GOAL: Reproduce this listing in full.
********************
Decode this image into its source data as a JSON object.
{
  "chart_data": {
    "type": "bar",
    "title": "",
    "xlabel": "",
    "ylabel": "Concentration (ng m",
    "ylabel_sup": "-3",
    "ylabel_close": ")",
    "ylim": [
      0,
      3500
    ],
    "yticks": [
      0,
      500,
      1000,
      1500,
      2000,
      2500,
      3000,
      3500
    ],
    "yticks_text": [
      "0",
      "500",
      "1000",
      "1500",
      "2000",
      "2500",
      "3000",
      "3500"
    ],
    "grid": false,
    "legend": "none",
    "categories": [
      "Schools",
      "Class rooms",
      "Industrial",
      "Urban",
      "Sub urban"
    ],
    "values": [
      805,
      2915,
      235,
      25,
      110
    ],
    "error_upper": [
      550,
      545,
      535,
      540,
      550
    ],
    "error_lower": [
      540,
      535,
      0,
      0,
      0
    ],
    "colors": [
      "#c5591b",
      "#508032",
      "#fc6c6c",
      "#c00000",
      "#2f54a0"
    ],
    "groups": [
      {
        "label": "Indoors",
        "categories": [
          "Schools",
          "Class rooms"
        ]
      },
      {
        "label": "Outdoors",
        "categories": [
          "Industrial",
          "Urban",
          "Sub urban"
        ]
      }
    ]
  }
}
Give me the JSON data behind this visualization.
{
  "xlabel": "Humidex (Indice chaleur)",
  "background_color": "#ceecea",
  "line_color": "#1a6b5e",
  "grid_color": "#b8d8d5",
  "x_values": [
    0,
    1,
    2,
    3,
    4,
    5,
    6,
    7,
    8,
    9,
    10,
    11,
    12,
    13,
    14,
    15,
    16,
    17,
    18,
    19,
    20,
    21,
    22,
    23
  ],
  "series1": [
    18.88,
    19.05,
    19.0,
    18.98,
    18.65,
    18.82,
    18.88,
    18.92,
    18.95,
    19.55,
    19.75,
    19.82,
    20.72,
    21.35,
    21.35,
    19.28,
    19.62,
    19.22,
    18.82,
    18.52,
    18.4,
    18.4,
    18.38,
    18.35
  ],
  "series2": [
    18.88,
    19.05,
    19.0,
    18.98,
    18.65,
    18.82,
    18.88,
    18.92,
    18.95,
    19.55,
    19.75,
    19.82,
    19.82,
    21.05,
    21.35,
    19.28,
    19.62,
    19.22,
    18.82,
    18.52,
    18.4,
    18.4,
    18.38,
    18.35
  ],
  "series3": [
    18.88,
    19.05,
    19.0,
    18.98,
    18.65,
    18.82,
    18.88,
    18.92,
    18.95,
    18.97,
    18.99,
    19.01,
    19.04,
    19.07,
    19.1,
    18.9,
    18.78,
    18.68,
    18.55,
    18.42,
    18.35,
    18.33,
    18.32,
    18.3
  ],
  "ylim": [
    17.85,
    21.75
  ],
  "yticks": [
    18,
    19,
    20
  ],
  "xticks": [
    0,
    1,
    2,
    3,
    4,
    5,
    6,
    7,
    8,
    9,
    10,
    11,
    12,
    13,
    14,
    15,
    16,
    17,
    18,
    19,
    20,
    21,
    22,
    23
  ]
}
********************
OUTPUT:
Decode this image into its source data as a JSON object.
{
  "chart_data": {
    "type": "bar",
    "title": "",
    "xlabel": "",
    "ylabel": "Concentration (ng m",
    "ylabel_sup": "-3",
    "ylabel_close": ")",
    "ylim": [
      0,
      3500
    ],
    "yticks": [
      0,
      500,
      1000,
      1500,
      2000,
      2500,
      3000,
      3500
    ],
    "yticks_text": [
      "0",
      "500",
      "1000",
      "1500",
      "2000",
      "2500",
      "3000",
      "3500"
    ],
    "grid": false,
    "legend": "none",
    "categories": [
      "Schools",
      "Class rooms",
      "Industrial",
      "Urban",
      "Sub urban"
    ],
    "values": [
      805,
      2915,
      235,
      25,
      110
    ],
    "error_upper": [
      550,
      545,
      535,
      540,
      550
    ],
    "error_lower": [
      540,
      535,
      0,
      0,
      0
    ],
    "colors": [
      "#c5591b",
      "#508032",
      "#fc6c6c",
      "#c00000",
      "#2f54a0"
    ],
    "groups": [
      {
        "label": "Indoors",
        "categories": [
          "Schools",
          "Class rooms"
        ]
      },
      {
        "label": "Outdoors",
        "categories": [
          "Industrial",
          "Urban",
          "Sub urban"
        ]
      }
    ]
  }
}
Give me the JSON data behind this visualization.
{
  "xlabel": "Humidex (Indice chaleur)",
  "background_color": "#ceecea",
  "line_color": "#1a6b5e",
  "grid_color": "#b8d8d5",
  "x_values": [
    0,
    1,
    2,
    3,
    4,
    5,
    6,
    7,
    8,
    9,
    10,
    11,
    12,
    13,
    14,
    15,
    16,
    17,
    18,
    19,
    20,
    21,
    22,
    23
  ],
  "series1": [
    18.88,
    19.05,
    19.0,
    18.98,
    18.65,
    18.82,
    18.88,
    18.92,
    18.95,
    19.55,
    19.75,
    19.82,
    20.72,
    21.35,
    21.35,
    19.28,
    19.62,
    19.22,
    18.82,
    18.52,
    18.4,
    18.4,
    18.38,
    18.35
  ],
  "series2": [
    18.88,
    19.05,
    19.0,
    18.98,
    18.65,
    18.82,
    18.88,
    18.92,
    18.95,
    19.55,
    19.75,
    19.82,
    19.82,
    21.05,
    21.35,
    19.28,
    19.62,
    19.22,
    18.82,
    18.52,
    18.4,
    18.4,
    18.38,
    18.35
  ],
  "series3": [
    18.88,
    19.05,
    19.0,
    18.98,
    18.65,
    18.82,
    18.88,
    18.92,
    18.95,
    18.97,
    18.99,
    19.01,
    19.04,
    19.07,
    19.1,
    18.9,
    18.78,
    18.68,
    18.55,
    18.42,
    18.35,
    18.33,
    18.32,
    18.3
  ],
  "ylim": [
    17.85,
    21.75
  ],
  "yticks": [
    18,
    19,
    20
  ],
  "xticks": [
    0,
    1,
    2,
    3,
    4,
    5,
    6,
    7,
    8,
    9,
    10,
    11,
    12,
    13,
    14,
    15,
    16,
    17,
    18,
    19,
    20,
    21,
    22,
    23
  ]
}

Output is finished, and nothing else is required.